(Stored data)
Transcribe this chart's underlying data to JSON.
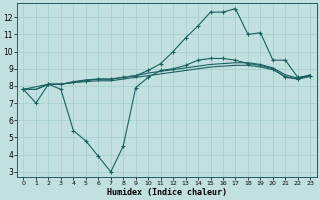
{
  "xlabel": "Humidex (Indice chaleur)",
  "background_color": "#c2e0e0",
  "grid_color": "#a0cccc",
  "line_color": "#1a6060",
  "xlim": [
    -0.5,
    23.5
  ],
  "ylim": [
    2.7,
    12.8
  ],
  "yticks": [
    3,
    4,
    5,
    6,
    7,
    8,
    9,
    10,
    11,
    12
  ],
  "xticks": [
    0,
    1,
    2,
    3,
    4,
    5,
    6,
    7,
    8,
    9,
    10,
    11,
    12,
    13,
    14,
    15,
    16,
    17,
    18,
    19,
    20,
    21,
    22,
    23
  ],
  "series1_x": [
    0,
    1,
    2,
    3,
    4,
    5,
    6,
    7,
    8,
    9,
    10,
    11,
    12,
    13,
    14,
    15,
    16,
    17,
    18,
    19,
    20,
    21,
    22,
    23
  ],
  "series1_y": [
    7.8,
    7.0,
    8.1,
    7.8,
    5.4,
    4.8,
    3.9,
    3.0,
    4.5,
    7.9,
    8.5,
    8.9,
    9.0,
    9.2,
    9.5,
    9.6,
    9.6,
    9.5,
    9.3,
    9.2,
    9.0,
    8.5,
    8.4,
    8.6
  ],
  "series2_x": [
    0,
    1,
    2,
    3,
    4,
    5,
    6,
    7,
    8,
    9,
    10,
    11,
    12,
    13,
    14,
    15,
    16,
    17,
    18,
    19,
    20,
    21,
    22,
    23
  ],
  "series2_y": [
    7.8,
    7.8,
    8.1,
    8.1,
    8.2,
    8.25,
    8.3,
    8.3,
    8.4,
    8.5,
    8.6,
    8.7,
    8.8,
    8.9,
    9.0,
    9.1,
    9.15,
    9.2,
    9.2,
    9.1,
    8.95,
    8.55,
    8.4,
    8.55
  ],
  "series3_x": [
    0,
    1,
    2,
    3,
    4,
    5,
    6,
    7,
    8,
    9,
    10,
    11,
    12,
    13,
    14,
    15,
    16,
    17,
    18,
    19,
    20,
    21,
    22,
    23
  ],
  "series3_y": [
    7.8,
    7.8,
    8.1,
    8.1,
    8.25,
    8.35,
    8.4,
    8.4,
    8.5,
    8.6,
    8.75,
    8.85,
    8.95,
    9.05,
    9.15,
    9.25,
    9.3,
    9.35,
    9.35,
    9.25,
    9.05,
    8.65,
    8.45,
    8.65
  ],
  "series4_x": [
    0,
    2,
    3,
    4,
    5,
    6,
    7,
    8,
    9,
    10,
    11,
    12,
    13,
    14,
    15,
    16,
    17,
    18,
    19,
    20,
    21,
    22,
    23
  ],
  "series4_y": [
    7.8,
    8.1,
    8.1,
    8.2,
    8.3,
    8.4,
    8.4,
    8.5,
    8.6,
    8.9,
    9.3,
    10.0,
    10.8,
    11.5,
    12.3,
    12.3,
    12.5,
    11.0,
    11.1,
    9.5,
    9.5,
    8.5,
    8.6
  ]
}
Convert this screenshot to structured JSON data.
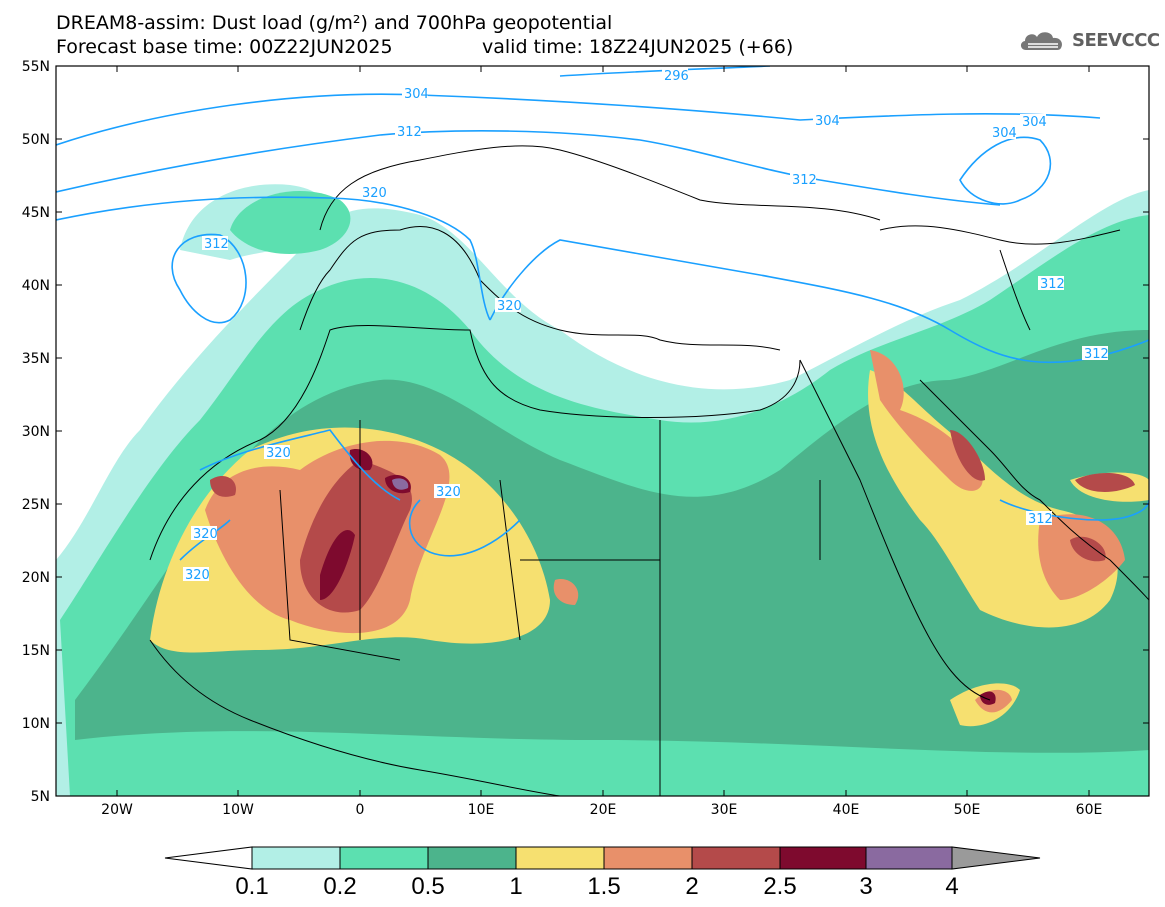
{
  "header": {
    "title_line1": "DREAM8-assim: Dust load (g/m²) and 700hPa geopotential",
    "title_line2": "Forecast base time: 00Z22JUN2025",
    "valid_time": "valid time: 18Z24JUN2025 (+66)",
    "logo_text": "SEEVCCC",
    "logo_icon": "cloud-icon"
  },
  "axes": {
    "lat_labels": [
      "55N",
      "50N",
      "45N",
      "40N",
      "35N",
      "30N",
      "25N",
      "20N",
      "15N",
      "10N",
      "5N"
    ],
    "lon_labels": [
      "20W",
      "10W",
      "0",
      "10E",
      "20E",
      "30E",
      "40E",
      "50E",
      "60E"
    ]
  },
  "contour_labels": {
    "c296": "296",
    "c304": "304",
    "c312": "312",
    "c320": "320"
  },
  "colorbar": {
    "levels": [
      "0.1",
      "0.2",
      "0.5",
      "1",
      "1.5",
      "2",
      "2.5",
      "3",
      "4"
    ],
    "colors": [
      "#b2efe6",
      "#5ce0b0",
      "#4cb48c",
      "#f6e070",
      "#e8906a",
      "#b44a4a",
      "#7e0a2e",
      "#8a6aa0",
      "#9a9a9a"
    ]
  },
  "colors": {
    "contour": "#1aa0ff",
    "land_outline": "#000000",
    "dust_01": "#b2efe6",
    "dust_02": "#5ce0b0",
    "dust_05": "#4cb48c",
    "dust_1": "#f6e070",
    "dust_15": "#e8906a",
    "dust_2": "#b44a4a",
    "dust_25": "#7e0a2e",
    "dust_3": "#8a6aa0"
  }
}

*THE TASK*.
Leaving the pictures aside, transcribe the entire listing exactly.

*RESPONSE*.
Transcribe this chart's underlying data to JSON.
{
  "xlabel": "Humidex (Indice chaleur)",
  "background_color": "#c2e0e0",
  "grid_color": "#a0cccc",
  "line_color": "#1a6060",
  "xlim": [
    -0.5,
    23.5
  ],
  "ylim": [
    2.7,
    12.8
  ],
  "yticks": [
    3,
    4,
    5,
    6,
    7,
    8,
    9,
    10,
    11,
    12
  ],
  "xticks": [
    0,
    1,
    2,
    3,
    4,
    5,
    6,
    7,
    8,
    9,
    10,
    11,
    12,
    13,
    14,
    15,
    16,
    17,
    18,
    19,
    20,
    21,
    22,
    23
  ],
  "series1_x": [
    0,
    1,
    2,
    3,
    4,
    5,
    6,
    7,
    8,
    9,
    10,
    11,
    12,
    13,
    14,
    15,
    16,
    17,
    18,
    19,
    20,
    21,
    22,
    23
  ],
  "series1_y": [
    7.8,
    7.0,
    8.1,
    7.8,
    5.4,
    4.8,
    3.9,
    3.0,
    4.5,
    7.9,
    8.5,
    8.9,
    9.0,
    9.2,
    9.5,
    9.6,
    9.6,
    9.5,
    9.3,
    9.2,
    9.0,
    8.5,
    8.4,
    8.6
  ],
  "series2_x": [
    0,
    1,
    2,
    3,
    4,
    5,
    6,
    7,
    8,
    9,
    10,
    11,
    12,
    13,
    14,
    15,
    16,
    17,
    18,
    19,
    20,
    21,
    22,
    23
  ],
  "series2_y": [
    7.8,
    7.8,
    8.1,
    8.1,
    8.2,
    8.25,
    8.3,
    8.3,
    8.4,
    8.5,
    8.6,
    8.7,
    8.8,
    8.9,
    9.0,
    9.1,
    9.15,
    9.2,
    9.2,
    9.1,
    8.95,
    8.55,
    8.4,
    8.55
  ],
  "series3_x": [
    0,
    1,
    2,
    3,
    4,
    5,
    6,
    7,
    8,
    9,
    10,
    11,
    12,
    13,
    14,
    15,
    16,
    17,
    18,
    19,
    20,
    21,
    22,
    23
  ],
  "series3_y": [
    7.8,
    7.8,
    8.1,
    8.1,
    8.25,
    8.35,
    8.4,
    8.4,
    8.5,
    8.6,
    8.75,
    8.85,
    8.95,
    9.05,
    9.15,
    9.25,
    9.3,
    9.35,
    9.35,
    9.25,
    9.05,
    8.65,
    8.45,
    8.65
  ],
  "series4_x": [
    0,
    2,
    3,
    4,
    5,
    6,
    7,
    8,
    9,
    10,
    11,
    12,
    13,
    14,
    15,
    16,
    17,
    18,
    19,
    20,
    21,
    22,
    23
  ],
  "series4_y": [
    7.8,
    8.1,
    8.1,
    8.2,
    8.3,
    8.4,
    8.4,
    8.5,
    8.6,
    8.9,
    9.3,
    10.0,
    10.8,
    11.5,
    12.3,
    12.3,
    12.5,
    11.0,
    11.1,
    9.5,
    9.5,
    8.5,
    8.6
  ]
}
Convert this screenshot to structured JSON data.
{
  "header": {
    "title_line1": "DREAM8-assim: Dust load (g/m²) and 700hPa geopotential",
    "title_line2": "Forecast base time: 00Z22JUN2025",
    "valid_time": "valid time: 18Z24JUN2025 (+66)",
    "logo_text": "SEEVCCC",
    "logo_icon": "cloud-icon"
  },
  "axes": {
    "lat_labels": [
      "55N",
      "50N",
      "45N",
      "40N",
      "35N",
      "30N",
      "25N",
      "20N",
      "15N",
      "10N",
      "5N"
    ],
    "lon_labels": [
      "20W",
      "10W",
      "0",
      "10E",
      "20E",
      "30E",
      "40E",
      "50E",
      "60E"
    ]
  },
  "contour_labels": {
    "c296": "296",
    "c304": "304",
    "c312": "312",
    "c320": "320"
  },
  "colorbar": {
    "levels": [
      "0.1",
      "0.2",
      "0.5",
      "1",
      "1.5",
      "2",
      "2.5",
      "3",
      "4"
    ],
    "colors": [
      "#b2efe6",
      "#5ce0b0",
      "#4cb48c",
      "#f6e070",
      "#e8906a",
      "#b44a4a",
      "#7e0a2e",
      "#8a6aa0",
      "#9a9a9a"
    ]
  },
  "colors": {
    "contour": "#1aa0ff",
    "land_outline": "#000000",
    "dust_01": "#b2efe6",
    "dust_02": "#5ce0b0",
    "dust_05": "#4cb48c",
    "dust_1": "#f6e070",
    "dust_15": "#e8906a",
    "dust_2": "#b44a4a",
    "dust_25": "#7e0a2e",
    "dust_3": "#8a6aa0"
  }
}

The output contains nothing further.